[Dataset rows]
★ ★ ★ ★
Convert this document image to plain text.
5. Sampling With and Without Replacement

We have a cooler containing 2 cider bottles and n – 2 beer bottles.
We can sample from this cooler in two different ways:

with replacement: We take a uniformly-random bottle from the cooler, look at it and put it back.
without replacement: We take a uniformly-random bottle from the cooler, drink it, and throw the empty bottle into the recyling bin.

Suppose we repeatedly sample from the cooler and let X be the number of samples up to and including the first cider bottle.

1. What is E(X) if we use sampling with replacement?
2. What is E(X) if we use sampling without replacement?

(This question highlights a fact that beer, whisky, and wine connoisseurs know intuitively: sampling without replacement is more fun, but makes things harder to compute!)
★ ★ ★ ★
PROBLEM:
Copy out every line of the data that includes "cooler".

ANSWER FOR THIS EXERCISE:
We have a cooler containing 2 cider bottles and n – 2 beer bottles.
We can sample from this cooler in two different ways:
with replacement: We take a uniformly-random bottle from the cooler, look at it and put it back.
without replacement: We take a uniformly-random bottle from the cooler, drink it, and throw the empty bottle into the recyling bin.
Suppose we repeatedly sample from the cooler and let X be the number of samples up to and including the first cider bottle.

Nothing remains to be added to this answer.